» **What you should do**: The data must be written out once more, precisely as given.

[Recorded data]
******************************

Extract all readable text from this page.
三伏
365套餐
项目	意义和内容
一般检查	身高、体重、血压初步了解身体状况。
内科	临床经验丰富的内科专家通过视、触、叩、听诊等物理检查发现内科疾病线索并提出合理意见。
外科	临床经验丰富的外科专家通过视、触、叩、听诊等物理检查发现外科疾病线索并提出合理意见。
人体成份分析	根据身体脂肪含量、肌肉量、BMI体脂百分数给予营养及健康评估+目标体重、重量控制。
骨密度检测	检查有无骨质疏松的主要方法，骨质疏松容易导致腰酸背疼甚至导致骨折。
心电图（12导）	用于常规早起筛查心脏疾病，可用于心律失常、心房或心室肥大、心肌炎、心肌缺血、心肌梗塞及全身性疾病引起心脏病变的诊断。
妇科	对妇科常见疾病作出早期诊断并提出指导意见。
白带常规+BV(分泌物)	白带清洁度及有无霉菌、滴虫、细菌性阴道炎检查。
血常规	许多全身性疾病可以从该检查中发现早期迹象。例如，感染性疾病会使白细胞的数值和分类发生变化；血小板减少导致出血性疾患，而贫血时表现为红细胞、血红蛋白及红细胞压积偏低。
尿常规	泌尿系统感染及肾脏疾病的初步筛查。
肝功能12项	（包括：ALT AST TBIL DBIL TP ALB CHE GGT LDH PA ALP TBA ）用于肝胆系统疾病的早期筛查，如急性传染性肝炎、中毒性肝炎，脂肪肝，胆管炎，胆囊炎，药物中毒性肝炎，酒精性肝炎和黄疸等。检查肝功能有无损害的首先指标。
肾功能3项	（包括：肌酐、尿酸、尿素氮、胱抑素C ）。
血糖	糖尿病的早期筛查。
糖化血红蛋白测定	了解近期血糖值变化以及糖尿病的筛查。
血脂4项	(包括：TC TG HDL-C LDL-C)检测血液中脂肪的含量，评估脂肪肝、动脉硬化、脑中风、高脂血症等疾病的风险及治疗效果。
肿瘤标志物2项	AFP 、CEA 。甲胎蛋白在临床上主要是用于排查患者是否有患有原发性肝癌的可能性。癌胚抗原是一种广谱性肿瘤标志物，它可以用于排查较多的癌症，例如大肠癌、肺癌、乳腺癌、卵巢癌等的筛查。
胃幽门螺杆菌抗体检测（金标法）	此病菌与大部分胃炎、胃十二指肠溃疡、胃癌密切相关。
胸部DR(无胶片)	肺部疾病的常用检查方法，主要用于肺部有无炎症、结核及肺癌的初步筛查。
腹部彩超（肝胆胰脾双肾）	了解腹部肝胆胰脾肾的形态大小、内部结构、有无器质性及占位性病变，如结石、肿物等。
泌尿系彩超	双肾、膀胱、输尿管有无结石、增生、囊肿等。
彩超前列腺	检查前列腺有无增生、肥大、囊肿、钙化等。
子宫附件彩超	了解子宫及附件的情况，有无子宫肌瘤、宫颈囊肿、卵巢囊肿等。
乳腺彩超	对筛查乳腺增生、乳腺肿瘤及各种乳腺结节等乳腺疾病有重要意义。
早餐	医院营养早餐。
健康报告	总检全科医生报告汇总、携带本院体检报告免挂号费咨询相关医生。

******************************

» **Solved problem**:
Extract all readable text from this page.
三伏
365套餐
项目	意义和内容
一般检查	身高、体重、血压初步了解身体状况。
内科	临床经验丰富的内科专家通过视、触、叩、听诊等物理检查发现内科疾病线索并提出合理意见。
外科	临床经验丰富的外科专家通过视、触、叩、听诊等物理检查发现外科疾病线索并提出合理意见。
人体成份分析	根据身体脂肪含量、肌肉量、BMI体脂百分数给予营养及健康评估+目标体重、重量控制。
骨密度检测	检查有无骨质疏松的主要方法，骨质疏松容易导致腰酸背疼甚至导致骨折。
心电图（12导）	用于常规早起筛查心脏疾病，可用于心律失常、心房或心室肥大、心肌炎、心肌缺血、心肌梗塞及全身性疾病引起心脏病变的诊断。
妇科	对妇科常见疾病作出早期诊断并提出指导意见。
白带常规+BV(分泌物)	白带清洁度及有无霉菌、滴虫、细菌性阴道炎检查。
血常规	许多全身性疾病可以从该检查中发现早期迹象。例如，感染性疾病会使白细胞的数值和分类发生变化；血小板减少导致出血性疾患，而贫血时表现为红细胞、血红蛋白及红细胞压积偏低。
尿常规	泌尿系统感染及肾脏疾病的初步筛查。
肝功能12项	（包括：ALT AST TBIL DBIL TP ALB CHE GGT LDH PA ALP TBA ）用于肝胆系统疾病的早期筛查，如急性传染性肝炎、中毒性肝炎，脂肪肝，胆管炎，胆囊炎，药物中毒性肝炎，酒精性肝炎和黄疸等。检查肝功能有无损害的首先指标。
肾功能3项	（包括：肌酐、尿酸、尿素氮、胱抑素C ）。
血糖	糖尿病的早期筛查。
糖化血红蛋白测定	了解近期血糖值变化以及糖尿病的筛查。
血脂4项	(包括：TC TG HDL-C LDL-C)检测血液中脂肪的含量，评估脂肪肝、动脉硬化、脑中风、高脂血症等疾病的风险及治疗效果。
肿瘤标志物2项	AFP 、CEA 。甲胎蛋白在临床上主要是用于排查患者是否有患有原发性肝癌的可能性。癌胚抗原是一种广谱性肿瘤标志物，它可以用于排查较多的癌症，例如大肠癌、肺癌、乳腺癌、卵巢癌等的筛查。
胃幽门螺杆菌抗体检测（金标法）	此病菌与大部分胃炎、胃十二指肠溃疡、胃癌密切相关。
胸部DR(无胶片)	肺部疾病的常用检查方法，主要用于肺部有无炎症、结核及肺癌的初步筛查。
腹部彩超（肝胆胰脾双肾）	了解腹部肝胆胰脾肾的形态大小、内部结构、有无器质性及占位性病变，如结石、肿物等。
泌尿系彩超	双肾、膀胱、输尿管有无结石、增生、囊肿等。
彩超前列腺	检查前列腺有无增生、肥大、囊肿、钙化等。
子宫附件彩超	了解子宫及附件的情况，有无子宫肌瘤、宫颈囊肿、卵巢囊肿等。
乳腺彩超	对筛查乳腺增生、乳腺肿瘤及各种乳腺结节等乳腺疾病有重要意义。
早餐	医院营养早餐。
健康报告	总检全科医生报告汇总、携带本院体检报告免挂号费咨询相关医生。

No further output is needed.